#### Written instruction 1
Answer these questions about the Yuka Tsujiyoko article:
(a) What instrument is listed for her?
(b) Which two Super Scope games did she score?
(c) What job did she hold before joining Intelligent Systems?

- Born: Yuka Bamba Uji, Kyoto, Japan
- Education: Osaka Electro-Communication University
- Occupation: Composer
- Years active: 1990–present
- Musical career
- Genres: Video game
- Instrument: Piano

= Yuka Tsujiyoko =

Japanese composer

Yuka Tsujiyoko (辻横 由佳, Tsujiyoko Yuka) is a Japanese video game music composer. She is best known for her contributions to the Fire Emblem and Paper Mario series, and several other Intelligent Systems developed games. She also scored the Super Scope games Battle Clash, and its sequel Metal Combat: Falcon's Revenge.

Tsujiyoko was born in Uji, Kyoto Prefecture, Japan. She studied piano when she was in a preschool. She composed her first original composition when she was in high school as an assignment for her music class. Tsujiyoko attended Osaka Electro-Communication University, and she majored in electronic engineering. Before she joined Intelligent Systems, Tsujiyoko worked as a computer programmer for a software company. Tsujiyoko was inspired by Pat Metheny and Hirokazu Tanaka, with the latter being her mentor as he scored her first game project, Fire Emblem: Shadow Dragon and the Blade of Light.

#### Written instruction 2
Copy out the listing's lines without changes, from its first line through the line containing "footer-link-company[interactable]: 회사소개 [567,2262,622,2276]", both included.

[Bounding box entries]
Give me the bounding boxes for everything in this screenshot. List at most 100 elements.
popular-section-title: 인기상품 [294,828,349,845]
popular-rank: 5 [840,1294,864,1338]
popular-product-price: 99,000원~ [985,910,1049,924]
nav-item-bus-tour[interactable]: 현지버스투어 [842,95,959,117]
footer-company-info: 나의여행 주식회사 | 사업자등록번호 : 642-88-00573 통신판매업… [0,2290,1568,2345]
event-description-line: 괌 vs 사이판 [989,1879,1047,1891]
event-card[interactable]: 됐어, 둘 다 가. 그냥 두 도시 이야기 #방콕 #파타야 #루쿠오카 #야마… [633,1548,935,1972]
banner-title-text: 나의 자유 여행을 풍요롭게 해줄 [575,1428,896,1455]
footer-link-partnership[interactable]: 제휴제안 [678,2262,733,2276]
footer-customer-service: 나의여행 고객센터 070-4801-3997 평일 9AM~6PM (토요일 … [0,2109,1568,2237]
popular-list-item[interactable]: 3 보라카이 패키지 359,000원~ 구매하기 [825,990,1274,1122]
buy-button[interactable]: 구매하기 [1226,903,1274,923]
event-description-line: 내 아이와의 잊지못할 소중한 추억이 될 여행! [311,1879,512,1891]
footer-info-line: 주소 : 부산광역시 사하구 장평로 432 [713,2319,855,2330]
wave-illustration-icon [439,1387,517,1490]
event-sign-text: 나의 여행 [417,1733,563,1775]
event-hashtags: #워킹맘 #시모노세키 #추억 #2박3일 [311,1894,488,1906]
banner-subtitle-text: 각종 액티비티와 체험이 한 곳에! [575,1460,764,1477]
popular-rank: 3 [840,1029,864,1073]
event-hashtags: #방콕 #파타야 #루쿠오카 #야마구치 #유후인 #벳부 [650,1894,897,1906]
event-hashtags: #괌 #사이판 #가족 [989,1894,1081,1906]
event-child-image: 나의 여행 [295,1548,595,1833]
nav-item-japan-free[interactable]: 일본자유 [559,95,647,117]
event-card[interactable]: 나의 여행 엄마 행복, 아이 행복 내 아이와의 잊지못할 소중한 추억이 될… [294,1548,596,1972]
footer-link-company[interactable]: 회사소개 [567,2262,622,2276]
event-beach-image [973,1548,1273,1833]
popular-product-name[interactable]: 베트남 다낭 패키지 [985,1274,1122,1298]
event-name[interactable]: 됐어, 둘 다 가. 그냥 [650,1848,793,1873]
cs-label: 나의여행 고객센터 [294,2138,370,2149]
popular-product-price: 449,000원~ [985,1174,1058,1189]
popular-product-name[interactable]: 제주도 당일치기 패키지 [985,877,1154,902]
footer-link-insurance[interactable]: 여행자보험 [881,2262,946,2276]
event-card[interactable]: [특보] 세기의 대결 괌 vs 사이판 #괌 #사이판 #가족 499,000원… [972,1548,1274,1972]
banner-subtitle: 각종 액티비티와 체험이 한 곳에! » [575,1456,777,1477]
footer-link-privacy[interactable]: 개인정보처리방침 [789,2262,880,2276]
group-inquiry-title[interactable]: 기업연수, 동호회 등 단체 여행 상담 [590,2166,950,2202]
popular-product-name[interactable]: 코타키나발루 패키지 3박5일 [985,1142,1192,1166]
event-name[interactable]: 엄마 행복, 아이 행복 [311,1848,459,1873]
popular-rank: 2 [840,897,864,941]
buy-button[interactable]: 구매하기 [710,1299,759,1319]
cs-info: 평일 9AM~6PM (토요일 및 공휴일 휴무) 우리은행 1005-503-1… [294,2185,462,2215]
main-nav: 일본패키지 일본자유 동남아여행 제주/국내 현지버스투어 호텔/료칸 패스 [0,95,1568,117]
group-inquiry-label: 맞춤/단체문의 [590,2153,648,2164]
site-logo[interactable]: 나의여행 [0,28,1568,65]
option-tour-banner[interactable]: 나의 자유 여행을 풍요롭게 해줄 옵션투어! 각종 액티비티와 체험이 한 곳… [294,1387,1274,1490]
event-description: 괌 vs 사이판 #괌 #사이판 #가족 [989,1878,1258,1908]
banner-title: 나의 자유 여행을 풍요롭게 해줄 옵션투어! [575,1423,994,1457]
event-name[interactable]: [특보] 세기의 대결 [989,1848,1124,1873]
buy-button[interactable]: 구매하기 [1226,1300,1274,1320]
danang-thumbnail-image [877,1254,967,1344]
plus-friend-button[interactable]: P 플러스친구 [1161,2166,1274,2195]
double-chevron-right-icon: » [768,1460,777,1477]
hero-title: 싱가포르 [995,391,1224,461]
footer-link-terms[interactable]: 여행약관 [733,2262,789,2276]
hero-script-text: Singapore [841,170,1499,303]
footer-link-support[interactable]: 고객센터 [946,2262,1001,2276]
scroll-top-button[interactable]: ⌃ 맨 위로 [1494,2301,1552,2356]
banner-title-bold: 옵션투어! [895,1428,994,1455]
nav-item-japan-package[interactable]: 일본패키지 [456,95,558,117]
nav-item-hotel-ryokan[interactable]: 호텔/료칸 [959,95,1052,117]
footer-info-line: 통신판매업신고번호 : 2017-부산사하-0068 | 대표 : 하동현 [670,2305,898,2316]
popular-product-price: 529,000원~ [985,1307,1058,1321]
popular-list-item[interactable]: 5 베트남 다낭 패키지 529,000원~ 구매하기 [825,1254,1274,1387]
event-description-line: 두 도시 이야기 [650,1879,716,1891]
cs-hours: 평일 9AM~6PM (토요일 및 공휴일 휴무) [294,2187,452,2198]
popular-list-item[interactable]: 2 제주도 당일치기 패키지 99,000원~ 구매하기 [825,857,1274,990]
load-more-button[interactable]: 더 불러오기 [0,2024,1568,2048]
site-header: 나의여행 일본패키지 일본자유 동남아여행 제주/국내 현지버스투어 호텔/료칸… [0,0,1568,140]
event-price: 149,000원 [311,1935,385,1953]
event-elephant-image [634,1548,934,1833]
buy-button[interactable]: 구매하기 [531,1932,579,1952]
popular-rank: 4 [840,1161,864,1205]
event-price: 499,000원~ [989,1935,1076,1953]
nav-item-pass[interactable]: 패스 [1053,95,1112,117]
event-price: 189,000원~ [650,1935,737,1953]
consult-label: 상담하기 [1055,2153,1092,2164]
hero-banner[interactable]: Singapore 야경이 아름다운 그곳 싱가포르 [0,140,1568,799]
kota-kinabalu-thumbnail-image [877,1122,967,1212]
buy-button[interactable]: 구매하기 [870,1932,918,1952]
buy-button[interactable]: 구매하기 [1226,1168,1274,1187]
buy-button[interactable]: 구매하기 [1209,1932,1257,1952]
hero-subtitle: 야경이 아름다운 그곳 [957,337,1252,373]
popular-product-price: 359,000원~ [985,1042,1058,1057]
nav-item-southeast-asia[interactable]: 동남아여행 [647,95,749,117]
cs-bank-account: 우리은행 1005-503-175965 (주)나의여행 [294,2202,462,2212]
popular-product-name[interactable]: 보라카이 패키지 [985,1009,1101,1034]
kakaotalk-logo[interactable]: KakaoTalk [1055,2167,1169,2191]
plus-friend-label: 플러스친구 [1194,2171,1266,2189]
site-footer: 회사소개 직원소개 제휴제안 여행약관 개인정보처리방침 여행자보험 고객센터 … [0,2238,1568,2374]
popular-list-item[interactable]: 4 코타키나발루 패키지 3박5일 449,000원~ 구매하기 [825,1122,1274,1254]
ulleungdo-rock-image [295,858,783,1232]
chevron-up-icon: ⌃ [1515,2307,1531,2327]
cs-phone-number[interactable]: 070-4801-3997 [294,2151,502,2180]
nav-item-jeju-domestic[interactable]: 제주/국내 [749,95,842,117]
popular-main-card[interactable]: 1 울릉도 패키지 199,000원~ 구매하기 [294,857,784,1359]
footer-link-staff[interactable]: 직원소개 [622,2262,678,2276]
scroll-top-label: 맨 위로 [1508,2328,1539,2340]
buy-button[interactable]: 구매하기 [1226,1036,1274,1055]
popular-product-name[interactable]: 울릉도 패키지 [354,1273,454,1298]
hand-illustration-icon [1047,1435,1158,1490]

#### Task answer 1
(a) Piano
(b) Battle Clash and its sequel Metal Combat: Falcon's Revenge
(c) Computer programmer for a software company

#### Task answer 2
Give me the bounding boxes for everything in this screenshot. List at most 100 elements.
popular-section-title: 인기상품 [294,828,349,845]
popular-rank: 5 [840,1294,864,1338]
popular-product-price: 99,000원~ [985,910,1049,924]
nav-item-bus-tour[interactable]: 현지버스투어 [842,95,959,117]
footer-company-info: 나의여행 주식회사 | 사업자등록번호 : 642-88-00573 통신판매업… [0,2290,1568,2345]
event-description-line: 괌 vs 사이판 [989,1879,1047,1891]
event-card[interactable]: 됐어, 둘 다 가. 그냥 두 도시 이야기 #방콕 #파타야 #루쿠오카 #야마… [633,1548,935,1972]
banner-title-text: 나의 자유 여행을 풍요롭게 해줄 [575,1428,896,1455]
footer-link-partnership[interactable]: 제휴제안 [678,2262,733,2276]
footer-customer-service: 나의여행 고객센터 070-4801-3997 평일 9AM~6PM (토요일 … [0,2109,1568,2237]
popular-list-item[interactable]: 3 보라카이 패키지 359,000원~ 구매하기 [825,990,1274,1122]
buy-button[interactable]: 구매하기 [1226,903,1274,923]
event-description-line: 내 아이와의 잊지못할 소중한 추억이 될 여행! [311,1879,512,1891]
footer-info-line: 주소 : 부산광역시 사하구 장평로 432 [713,2319,855,2330]
wave-illustration-icon [439,1387,517,1490]
event-sign-text: 나의 여행 [417,1733,563,1775]
event-hashtags: #워킹맘 #시모노세키 #추억 #2박3일 [311,1894,488,1906]
banner-subtitle-text: 각종 액티비티와 체험이 한 곳에! [575,1460,764,1477]
popular-rank: 3 [840,1029,864,1073]
event-hashtags: #방콕 #파타야 #루쿠오카 #야마구치 #유후인 #벳부 [650,1894,897,1906]
event-hashtags: #괌 #사이판 #가족 [989,1894,1081,1906]
event-child-image: 나의 여행 [295,1548,595,1833]
nav-item-japan-free[interactable]: 일본자유 [559,95,647,117]
event-card[interactable]: 나의 여행 엄마 행복, 아이 행복 내 아이와의 잊지못할 소중한 추억이 될… [294,1548,596,1972]
footer-link-company[interactable]: 회사소개 [567,2262,622,2276]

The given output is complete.